WHAT YOU WILL DO: Leave out the images and repeat the listing below without a single change.

GIVEN ENTRIES:
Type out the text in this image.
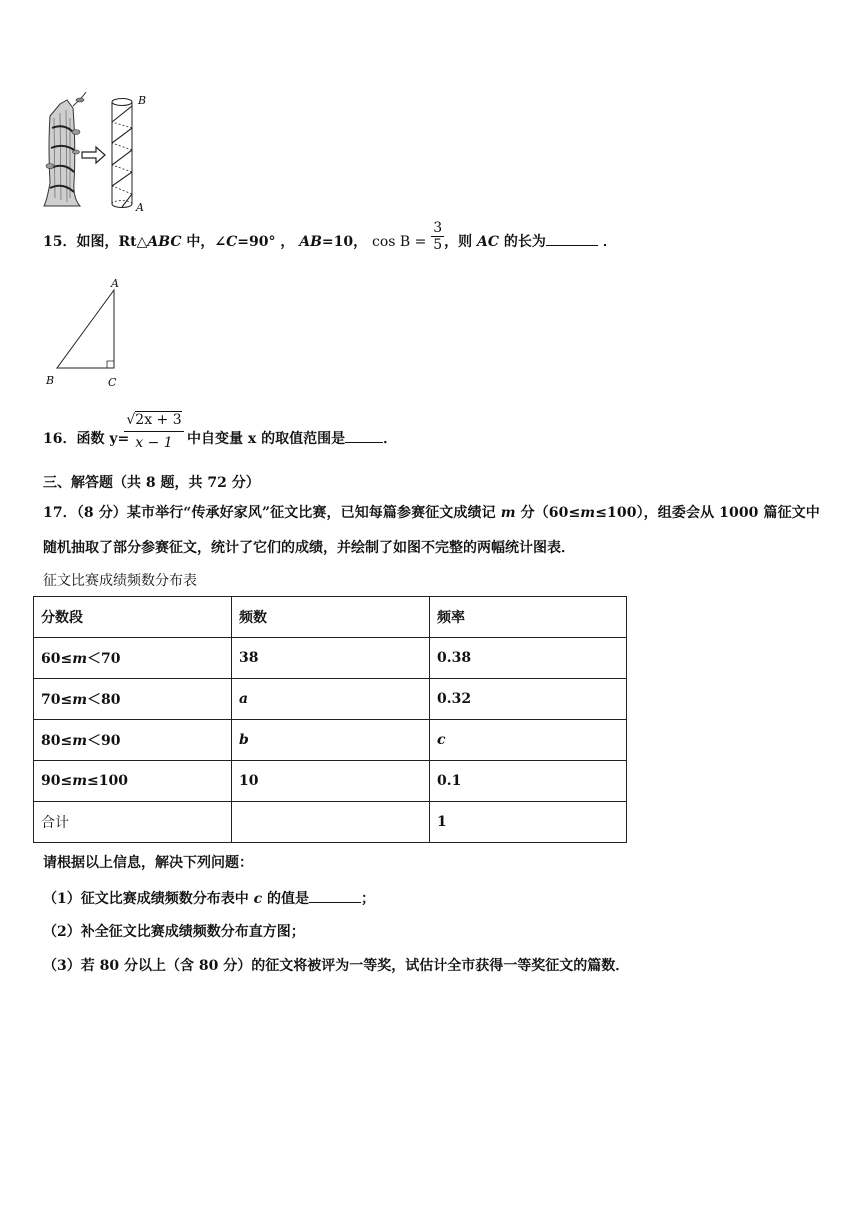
B
A
15．如图，Rt△ABC 中，∠C=90° ， AB=10， $\cos B = \frac{3}{5}$ ，则 AC 的长为	．
A
B	C
16．函数 y=
√2x + 3
x − 1	中自变量 x 的取值范围是	．
三、解答题（共 8 题，共 72 分）
17．（8 分）某市举行“传承好家风”征文比赛，已知每篇参赛征文成绩记 m 分（60≤m≤100），组委会从 1000 篇征文中
随机抽取了部分参赛征文，统计了它们的成绩，并绘制了如图不完整的两幅统计图表．
征文比赛成绩频数分布表
分数段	频数	频率
60≤m＜70	38	0.38
70≤m＜80	a	0.32
80≤m＜90	b	c
90≤m≤100	10	0.1
合计		1
请根据以上信息，解决下列问题：
（1）征文比赛成绩频数分布表中 c 的值是	；
（2）补全征文比赛成绩频数分布直方图；
（3）若 80 分以上（含 80 分）的征文将被评为一等奖，试估计全市获得一等奖征文的篇数．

RESPONSE TO THIS EXERCISE:
Type out the text in this image.
B
A
15．如图，Rt△ABC 中，∠C=90° ， AB=10， $\cos B = \frac{3}{5}$ ，则 AC 的长为	．
A
B	C
16．函数 y=
√2x + 3
x − 1	中自变量 x 的取值范围是	．
三、解答题（共 8 题，共 72 分）
17．（8 分）某市举行“传承好家风”征文比赛，已知每篇参赛征文成绩记 m 分（60≤m≤100），组委会从 1000 篇征文中
随机抽取了部分参赛征文，统计了它们的成绩，并绘制了如图不完整的两幅统计图表．
征文比赛成绩频数分布表
分数段	频数	频率
60≤m＜70	38	0.38
70≤m＜80	a	0.32
80≤m＜90	b	c
90≤m≤100	10	0.1
合计		1
请根据以上信息，解决下列问题：
（1）征文比赛成绩频数分布表中 c 的值是	；
（2）补全征文比赛成绩频数分布直方图；
（3）若 80 分以上（含 80 分）的征文将被评为一等奖，试估计全市获得一等奖征文的篇数．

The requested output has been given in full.